Below are records; work out how many of their lines hold the string "screenshot" and give that number alone.

[start of GIVEN DATA]

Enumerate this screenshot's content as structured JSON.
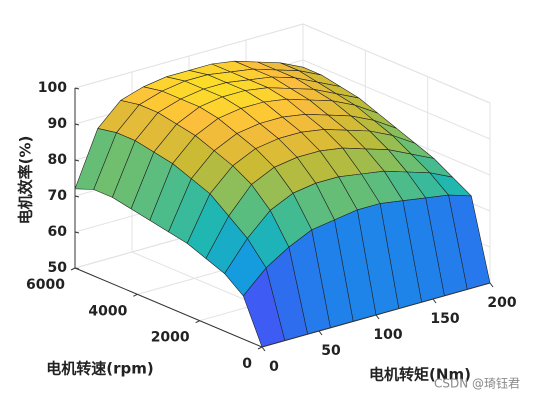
{
  "chart_data": {
    "type": "surface",
    "xlabel": "电机转矩(Nm)",
    "ylabel": "电机转速(rpm)",
    "zlabel": "电机效率(%)",
    "x": [
      0,
      20,
      40,
      60,
      80,
      100,
      120,
      140,
      160,
      180,
      200
    ],
    "y": [
      0,
      600,
      1200,
      1800,
      2400,
      3000,
      3600,
      4200,
      4800,
      5400,
      6000
    ],
    "z": [
      [
        50,
        50,
        50,
        50,
        50,
        50,
        50,
        50,
        50,
        50,
        50
      ],
      [
        62,
        68,
        72,
        75,
        76,
        77,
        77,
        76,
        75,
        74,
        72
      ],
      [
        66,
        74,
        80,
        83,
        84,
        84,
        83,
        82,
        80,
        78,
        75
      ],
      [
        68,
        78,
        85,
        88,
        89,
        89,
        88,
        86,
        84,
        81,
        78
      ],
      [
        70,
        82,
        88,
        91,
        92,
        92,
        91,
        89,
        87,
        84,
        80
      ],
      [
        71,
        84,
        90,
        93,
        94,
        94,
        93,
        91,
        89,
        86,
        82
      ],
      [
        72,
        86,
        92,
        95,
        96,
        96,
        95,
        93,
        91,
        88,
        84
      ],
      [
        73,
        87,
        93,
        96,
        97,
        97,
        96,
        94,
        92,
        89,
        86
      ],
      [
        74,
        88,
        94,
        96,
        97,
        97,
        96,
        95,
        93,
        90,
        87
      ],
      [
        74,
        88,
        94,
        96,
        97,
        97,
        96,
        95,
        93,
        91,
        88
      ],
      [
        72,
        87,
        93,
        95,
        96,
        96,
        96,
        95,
        93,
        91,
        88
      ]
    ],
    "xlim": [
      0,
      200
    ],
    "xticks": [
      0,
      50,
      100,
      150,
      200
    ],
    "ylim": [
      0,
      6000
    ],
    "yticks": [
      0,
      2000,
      4000,
      6000
    ],
    "zlim": [
      50,
      100
    ],
    "zticks": [
      50,
      60,
      70,
      80,
      90,
      100
    ],
    "colormap": "parula",
    "grid": true,
    "watermark": "CSDN @琦钰君"
  }
}
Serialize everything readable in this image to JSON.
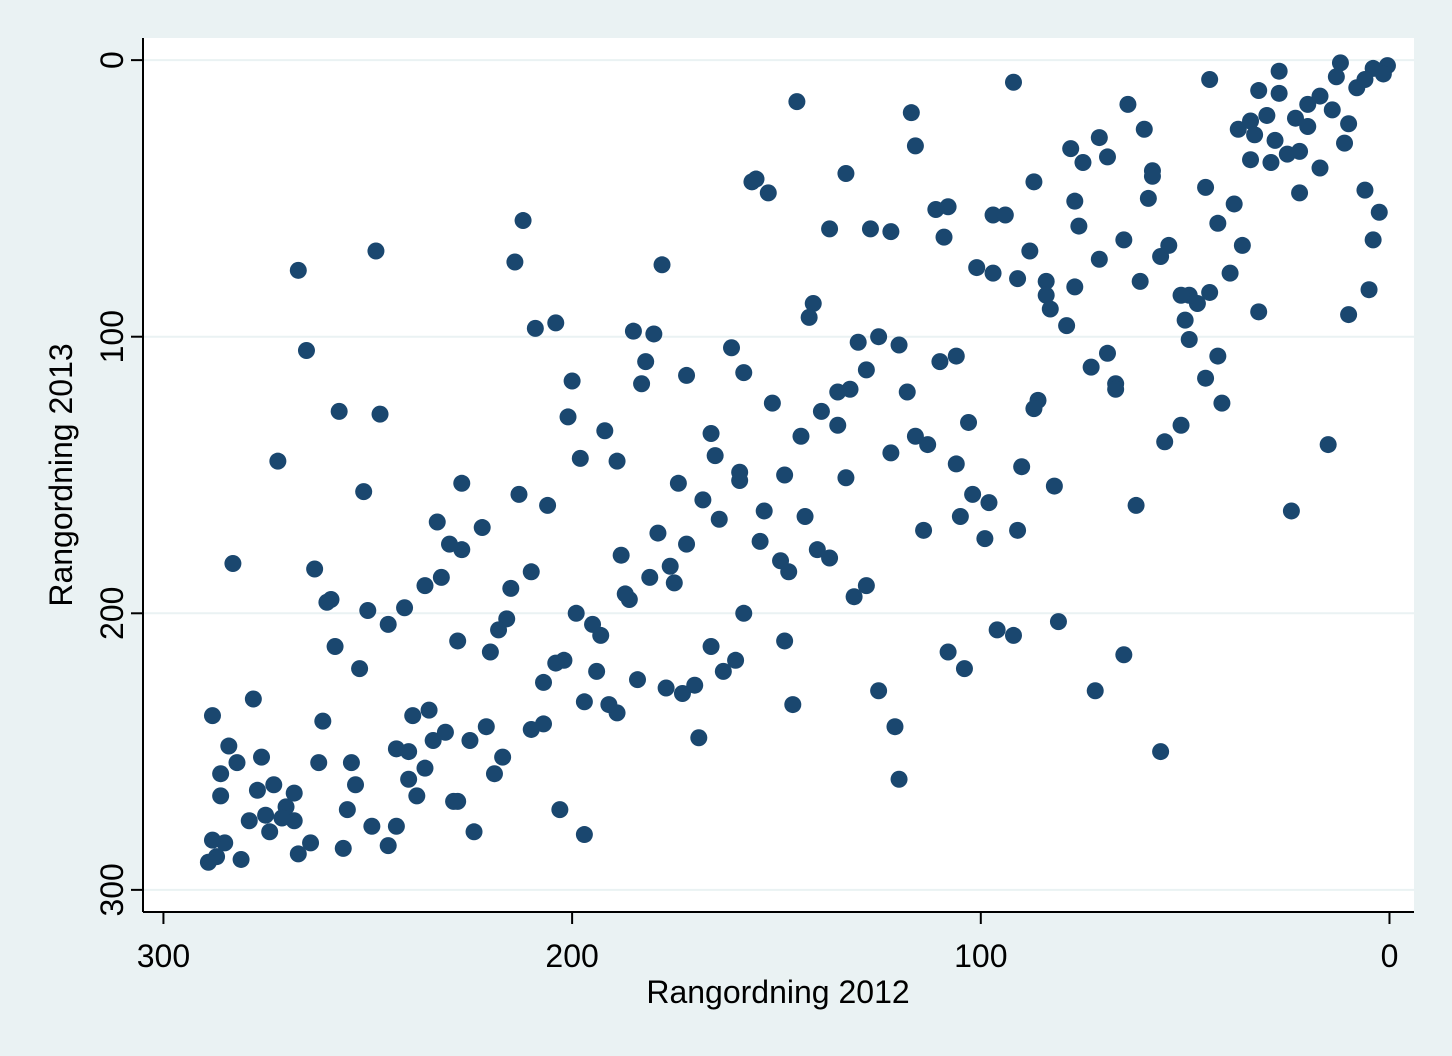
{
  "chart_data": {
    "type": "scatter",
    "x_label": "Rangordning 2012",
    "y_label": "Rangordning 2013",
    "color": "#1a476f",
    "grid": true,
    "xlim": [
      305,
      -6
    ],
    "ylim": [
      -8,
      308
    ],
    "xticks": [
      300,
      200,
      100,
      0
    ],
    "yticks": [
      0,
      100,
      200,
      300
    ],
    "x": [
      12,
      4,
      0.5,
      1.5,
      6,
      8,
      13,
      27,
      27,
      32,
      44,
      92,
      145,
      117,
      116,
      14,
      17,
      20,
      23,
      20,
      10,
      37,
      34,
      30,
      33,
      28,
      25,
      22,
      29,
      34,
      11,
      17,
      22,
      6,
      2.5,
      4,
      5,
      10,
      15,
      24,
      32,
      38,
      45,
      42,
      36,
      39,
      44,
      47,
      49,
      51,
      50,
      49,
      42,
      45,
      41,
      51,
      55,
      56,
      56,
      54,
      58,
      58,
      59,
      60,
      64,
      71,
      69,
      75,
      78,
      77,
      76,
      65,
      71,
      77,
      61,
      79,
      69,
      73,
      67,
      67,
      87,
      88,
      91,
      97,
      94,
      101,
      97,
      84,
      84,
      83,
      86,
      87,
      82,
      90,
      91,
      81,
      92,
      96,
      65,
      72,
      62,
      98,
      102,
      99,
      103,
      106,
      105,
      106,
      110,
      108,
      111,
      109,
      104,
      108,
      113,
      116,
      114,
      118,
      120,
      122,
      127,
      125,
      130,
      128,
      132,
      135,
      135,
      139,
      122,
      125,
      121,
      120,
      128,
      131,
      133,
      137,
      141,
      142,
      144,
      143,
      140,
      137,
      133,
      147,
      149,
      148,
      148,
      146,
      151,
      152,
      155,
      156,
      153,
      154,
      158,
      159,
      159,
      161,
      158,
      160,
      163,
      164,
      165,
      166,
      166,
      168,
      169,
      170,
      172,
      172,
      173,
      174,
      175,
      176,
      177,
      178,
      179,
      180,
      182,
      183,
      181,
      184,
      185,
      186,
      187,
      188,
      189,
      189,
      191,
      192,
      193,
      194,
      195,
      197,
      197,
      198,
      199,
      200,
      201,
      203,
      202,
      204,
      204,
      207,
      207,
      209,
      210,
      210,
      206,
      212,
      214,
      213,
      215,
      216,
      217,
      218,
      219,
      220,
      221,
      222,
      224,
      225,
      228,
      227,
      227,
      228,
      229,
      231,
      232,
      230,
      233,
      234,
      235,
      236,
      236,
      238,
      239,
      240,
      240,
      241,
      243,
      243,
      245,
      245,
      247,
      248,
      249,
      250,
      251,
      252,
      253,
      254,
      255,
      256,
      257,
      258,
      259,
      260,
      261,
      262,
      263,
      264,
      265,
      267,
      267,
      268,
      268,
      270,
      271,
      272,
      273,
      274,
      275,
      276,
      277,
      278,
      279,
      281,
      282,
      283,
      284,
      285,
      286,
      286,
      287,
      288,
      288,
      289
    ],
    "values": [
      1,
      3,
      2,
      5,
      7,
      10,
      6,
      4,
      12,
      11,
      7,
      8,
      15,
      19,
      31,
      18,
      13,
      16,
      21,
      24,
      23,
      25,
      22,
      20,
      27,
      29,
      34,
      33,
      37,
      36,
      30,
      39,
      48,
      47,
      55,
      65,
      83,
      92,
      139,
      163,
      91,
      52,
      46,
      59,
      67,
      77,
      84,
      88,
      85,
      85,
      94,
      101,
      107,
      115,
      124,
      132,
      138,
      250,
      71,
      67,
      40,
      42,
      50,
      25,
      16,
      28,
      35,
      37,
      32,
      51,
      60,
      65,
      72,
      82,
      80,
      96,
      106,
      111,
      117,
      119,
      44,
      69,
      79,
      56,
      56,
      75,
      77,
      80,
      85,
      90,
      123,
      126,
      154,
      147,
      170,
      203,
      208,
      206,
      215,
      228,
      161,
      160,
      157,
      173,
      131,
      146,
      165,
      107,
      109,
      53,
      54,
      64,
      220,
      214,
      139,
      136,
      170,
      120,
      103,
      62,
      61,
      100,
      102,
      112,
      119,
      120,
      132,
      127,
      142,
      228,
      241,
      260,
      190,
      194,
      41,
      61,
      88,
      93,
      136,
      165,
      177,
      180,
      151,
      185,
      181,
      150,
      210,
      233,
      124,
      48,
      43,
      44,
      163,
      174,
      113,
      149,
      152,
      104,
      200,
      217,
      221,
      166,
      143,
      135,
      212,
      159,
      245,
      226,
      114,
      175,
      229,
      153,
      189,
      183,
      227,
      74,
      171,
      99,
      109,
      117,
      187,
      224,
      98,
      195,
      193,
      179,
      145,
      236,
      233,
      134,
      208,
      221,
      204,
      280,
      232,
      144,
      200,
      116,
      129,
      271,
      217,
      95,
      218,
      225,
      240,
      97,
      242,
      185,
      161,
      58,
      73,
      157,
      191,
      202,
      252,
      206,
      258,
      214,
      241,
      169,
      279,
      246,
      210,
      177,
      153,
      268,
      268,
      243,
      187,
      175,
      167,
      246,
      235,
      256,
      190,
      266,
      237,
      250,
      260,
      198,
      277,
      249,
      204,
      284,
      128,
      69,
      277,
      199,
      156,
      220,
      262,
      254,
      271,
      285,
      127,
      212,
      195,
      196,
      239,
      254,
      184,
      283,
      105,
      76,
      287,
      275,
      265,
      270,
      274,
      145,
      262,
      279,
      273,
      252,
      264,
      231,
      275,
      289,
      254,
      182,
      248,
      283,
      258,
      266,
      288,
      282,
      237,
      290
    ]
  }
}
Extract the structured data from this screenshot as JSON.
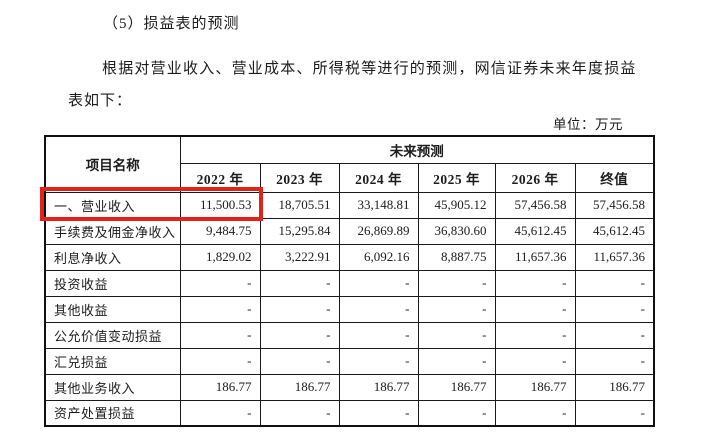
{
  "page": {
    "heading": "（5）损益表的预测",
    "paragraph_line1": "根据对营业收入、营业成本、所得税等进行的预测，网信证券未来年度损益",
    "paragraph_line2": "表如下：",
    "unit_label": "单位：万元"
  },
  "table": {
    "item_header": "项目名称",
    "forecast_header": "未来预测",
    "year_headers": [
      "2022 年",
      "2023 年",
      "2024 年",
      "2025 年",
      "2026 年",
      "终值"
    ],
    "rows": [
      {
        "name": "一、营业收入",
        "highlighted": true,
        "values": [
          "11,500.53",
          "18,705.51",
          "33,148.81",
          "45,905.12",
          "57,456.58",
          "57,456.58"
        ]
      },
      {
        "name": "手续费及佣金净收入",
        "highlighted": false,
        "values": [
          "9,484.75",
          "15,295.84",
          "26,869.89",
          "36,830.60",
          "45,612.45",
          "45,612.45"
        ]
      },
      {
        "name": "利息净收入",
        "highlighted": false,
        "values": [
          "1,829.02",
          "3,222.91",
          "6,092.16",
          "8,887.75",
          "11,657.36",
          "11,657.36"
        ]
      },
      {
        "name": "投资收益",
        "highlighted": false,
        "values": [
          "-",
          "-",
          "-",
          "-",
          "-",
          "-"
        ]
      },
      {
        "name": "其他收益",
        "highlighted": false,
        "values": [
          "-",
          "-",
          "-",
          "-",
          "-",
          "-"
        ]
      },
      {
        "name": "公允价值变动损益",
        "highlighted": false,
        "values": [
          "-",
          "-",
          "-",
          "-",
          "-",
          "-"
        ]
      },
      {
        "name": "汇兑损益",
        "highlighted": false,
        "values": [
          "-",
          "-",
          "-",
          "-",
          "-",
          "-"
        ]
      },
      {
        "name": "其他业务收入",
        "highlighted": false,
        "values": [
          "186.77",
          "186.77",
          "186.77",
          "186.77",
          "186.77",
          "186.77"
        ]
      },
      {
        "name": "资产处置损益",
        "highlighted": false,
        "values": [
          "-",
          "-",
          "-",
          "-",
          "-",
          "-"
        ]
      }
    ],
    "highlight_color": "#e2231a",
    "highlight_span_columns": 2
  }
}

[end of GIVEN DATA]

WRITTEN SOLUTION
2